═══ THE RECORDS ═══

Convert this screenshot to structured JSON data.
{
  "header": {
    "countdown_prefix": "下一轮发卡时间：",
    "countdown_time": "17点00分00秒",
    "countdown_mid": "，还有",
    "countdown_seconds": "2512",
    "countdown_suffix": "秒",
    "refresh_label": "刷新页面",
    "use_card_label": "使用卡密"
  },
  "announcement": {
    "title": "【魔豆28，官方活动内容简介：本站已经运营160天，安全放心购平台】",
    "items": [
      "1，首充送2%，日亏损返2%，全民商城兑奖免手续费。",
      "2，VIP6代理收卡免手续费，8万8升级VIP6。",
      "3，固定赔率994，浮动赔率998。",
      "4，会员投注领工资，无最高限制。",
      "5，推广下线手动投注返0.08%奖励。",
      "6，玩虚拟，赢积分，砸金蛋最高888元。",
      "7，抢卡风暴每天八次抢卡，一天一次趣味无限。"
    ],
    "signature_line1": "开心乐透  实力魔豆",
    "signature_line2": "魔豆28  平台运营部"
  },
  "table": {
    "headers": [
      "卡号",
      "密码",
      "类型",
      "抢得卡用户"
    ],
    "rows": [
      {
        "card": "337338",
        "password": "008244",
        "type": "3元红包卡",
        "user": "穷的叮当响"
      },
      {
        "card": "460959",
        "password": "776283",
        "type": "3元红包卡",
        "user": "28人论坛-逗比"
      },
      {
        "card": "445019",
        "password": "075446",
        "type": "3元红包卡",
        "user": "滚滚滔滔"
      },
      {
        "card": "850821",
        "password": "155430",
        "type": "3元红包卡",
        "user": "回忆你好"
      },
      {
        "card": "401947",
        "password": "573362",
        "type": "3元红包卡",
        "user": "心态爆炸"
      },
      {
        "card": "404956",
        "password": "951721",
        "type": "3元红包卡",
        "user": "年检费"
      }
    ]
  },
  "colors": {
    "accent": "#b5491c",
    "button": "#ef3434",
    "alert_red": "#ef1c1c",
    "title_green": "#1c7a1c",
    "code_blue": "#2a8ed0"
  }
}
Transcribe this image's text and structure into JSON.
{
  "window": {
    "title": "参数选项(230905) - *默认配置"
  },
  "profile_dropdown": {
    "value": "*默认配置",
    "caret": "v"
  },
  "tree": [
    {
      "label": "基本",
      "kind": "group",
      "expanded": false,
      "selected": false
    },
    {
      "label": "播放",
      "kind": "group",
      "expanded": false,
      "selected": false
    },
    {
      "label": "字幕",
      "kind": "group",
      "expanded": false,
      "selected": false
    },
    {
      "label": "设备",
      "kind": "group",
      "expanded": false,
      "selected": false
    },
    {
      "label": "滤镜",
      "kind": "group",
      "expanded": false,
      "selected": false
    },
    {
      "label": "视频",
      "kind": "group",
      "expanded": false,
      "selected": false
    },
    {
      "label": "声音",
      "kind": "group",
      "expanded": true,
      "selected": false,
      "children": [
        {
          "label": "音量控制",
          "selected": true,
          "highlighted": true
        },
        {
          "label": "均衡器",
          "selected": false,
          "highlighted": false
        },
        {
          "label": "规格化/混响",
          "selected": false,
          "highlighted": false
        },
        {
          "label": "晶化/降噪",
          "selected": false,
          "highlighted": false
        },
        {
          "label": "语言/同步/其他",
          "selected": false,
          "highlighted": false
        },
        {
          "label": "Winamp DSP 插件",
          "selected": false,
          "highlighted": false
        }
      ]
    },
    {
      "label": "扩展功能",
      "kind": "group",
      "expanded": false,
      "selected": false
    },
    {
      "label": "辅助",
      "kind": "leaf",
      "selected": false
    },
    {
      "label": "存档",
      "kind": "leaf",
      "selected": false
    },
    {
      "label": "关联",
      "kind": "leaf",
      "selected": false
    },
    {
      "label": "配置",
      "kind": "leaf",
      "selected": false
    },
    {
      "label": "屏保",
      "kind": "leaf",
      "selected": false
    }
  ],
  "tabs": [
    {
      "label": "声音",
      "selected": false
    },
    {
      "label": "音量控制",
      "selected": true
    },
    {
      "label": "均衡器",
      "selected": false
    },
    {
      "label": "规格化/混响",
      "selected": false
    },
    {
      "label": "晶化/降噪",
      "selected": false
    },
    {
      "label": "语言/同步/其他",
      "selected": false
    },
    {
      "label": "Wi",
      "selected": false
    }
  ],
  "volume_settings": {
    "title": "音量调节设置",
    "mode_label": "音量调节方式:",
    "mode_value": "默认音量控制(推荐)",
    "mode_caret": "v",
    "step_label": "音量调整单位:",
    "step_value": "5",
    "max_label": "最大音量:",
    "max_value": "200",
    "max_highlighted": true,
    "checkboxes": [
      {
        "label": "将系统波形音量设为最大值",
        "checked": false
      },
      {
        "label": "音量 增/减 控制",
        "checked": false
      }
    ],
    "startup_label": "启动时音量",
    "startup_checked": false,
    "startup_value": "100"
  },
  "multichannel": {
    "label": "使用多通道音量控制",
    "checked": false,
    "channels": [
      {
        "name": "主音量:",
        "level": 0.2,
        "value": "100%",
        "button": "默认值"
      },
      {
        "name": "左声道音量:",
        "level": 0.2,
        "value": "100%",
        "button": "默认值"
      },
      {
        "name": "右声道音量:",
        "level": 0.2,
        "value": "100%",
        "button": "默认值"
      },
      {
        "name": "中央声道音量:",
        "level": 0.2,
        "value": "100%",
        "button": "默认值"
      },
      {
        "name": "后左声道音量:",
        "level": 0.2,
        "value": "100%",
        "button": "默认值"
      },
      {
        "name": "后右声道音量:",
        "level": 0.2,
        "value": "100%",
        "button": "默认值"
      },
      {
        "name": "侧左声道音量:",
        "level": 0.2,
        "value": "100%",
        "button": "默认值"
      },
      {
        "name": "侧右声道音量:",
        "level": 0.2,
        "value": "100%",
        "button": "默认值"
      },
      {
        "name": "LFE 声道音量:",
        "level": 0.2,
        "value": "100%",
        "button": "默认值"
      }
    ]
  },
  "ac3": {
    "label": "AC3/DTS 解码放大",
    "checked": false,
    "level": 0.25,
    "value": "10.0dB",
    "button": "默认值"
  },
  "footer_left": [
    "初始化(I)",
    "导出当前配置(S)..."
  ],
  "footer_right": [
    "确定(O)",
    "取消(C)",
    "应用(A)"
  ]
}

═══

PROBLEM DETAILS
Collect every line from the records above that contains the word "name".

TASK ANSWER
        "name": "主音量:",
        "name": "左声道音量:",
        "name": "右声道音量:",
        "name": "中央声道音量:",
        "name": "后左声道音量:",
        "name": "后右声道音量:",
        "name": "侧左声道音量:",
        "name": "侧右声道音量:",
        "name": "LFE 声道音量:",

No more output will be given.